▶ _Given exercise_
Copy the records below exactly as they appear.

▶ _Source records_

::::

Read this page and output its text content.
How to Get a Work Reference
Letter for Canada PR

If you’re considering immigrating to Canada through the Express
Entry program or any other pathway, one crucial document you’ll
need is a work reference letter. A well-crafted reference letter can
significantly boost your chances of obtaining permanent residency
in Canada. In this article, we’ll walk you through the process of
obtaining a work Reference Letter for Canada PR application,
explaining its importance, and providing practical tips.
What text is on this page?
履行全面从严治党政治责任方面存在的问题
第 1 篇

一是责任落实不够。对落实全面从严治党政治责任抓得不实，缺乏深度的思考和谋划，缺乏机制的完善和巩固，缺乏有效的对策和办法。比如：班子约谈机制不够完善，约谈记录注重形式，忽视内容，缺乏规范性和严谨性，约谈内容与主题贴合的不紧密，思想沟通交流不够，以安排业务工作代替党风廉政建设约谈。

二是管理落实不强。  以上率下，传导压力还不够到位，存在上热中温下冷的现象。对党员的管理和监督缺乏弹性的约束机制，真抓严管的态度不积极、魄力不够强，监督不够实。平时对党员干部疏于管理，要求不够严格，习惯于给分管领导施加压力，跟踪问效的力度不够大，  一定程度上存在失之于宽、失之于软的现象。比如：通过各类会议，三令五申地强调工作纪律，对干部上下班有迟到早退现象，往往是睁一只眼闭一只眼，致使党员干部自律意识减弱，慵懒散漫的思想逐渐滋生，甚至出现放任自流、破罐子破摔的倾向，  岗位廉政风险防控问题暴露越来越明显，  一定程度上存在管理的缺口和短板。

::::

▶ _Expected answer_
Read this page and output its text content.
How to Get a Work Reference
Letter for Canada PR

If you’re considering immigrating to Canada through the Express
Entry program or any other pathway, one crucial document you’ll
need is a work reference letter. A well-crafted reference letter can
significantly boost your chances of obtaining permanent residency
in Canada. In this article, we’ll walk you through the process of
obtaining a work Reference Letter for Canada PR application,
explaining its importance, and providing practical tips.
What text is on this page?
履行全面从严治党政治责任方面存在的问题
第 1 篇

一是责任落实不够。对落实全面从严治党政治责任抓得不实，缺乏深度的思考和谋划，缺乏机制的完善和巩固，缺乏有效的对策和办法。比如：班子约谈机制不够完善，约谈记录注重形式，忽视内容，缺乏规范性和严谨性，约谈内容与主题贴合的不紧密，思想沟通交流不够，以安排业务工作代替党风廉政建设约谈。

二是管理落实不强。  以上率下，传导压力还不够到位，存在上热中温下冷的现象。对党员的管理和监督缺乏弹性的约束机制，真抓严管的态度不积极、魄力不够强，监督不够实。平时对党员干部疏于管理，要求不够严格，习惯于给分管领导施加压力，跟踪问效的力度不够大，  一定程度上存在失之于宽、失之于软的现象。比如：通过各类会议，三令五申地强调工作纪律，对干部上下班有迟到早退现象，往往是睁一只眼闭一只眼，致使党员干部自律意识减弱，慵懒散漫的思想逐渐滋生，甚至出现放任自流、破罐子破摔的倾向，  岗位廉政风险防控问题暴露越来越明显，  一定程度上存在管理的缺口和短板。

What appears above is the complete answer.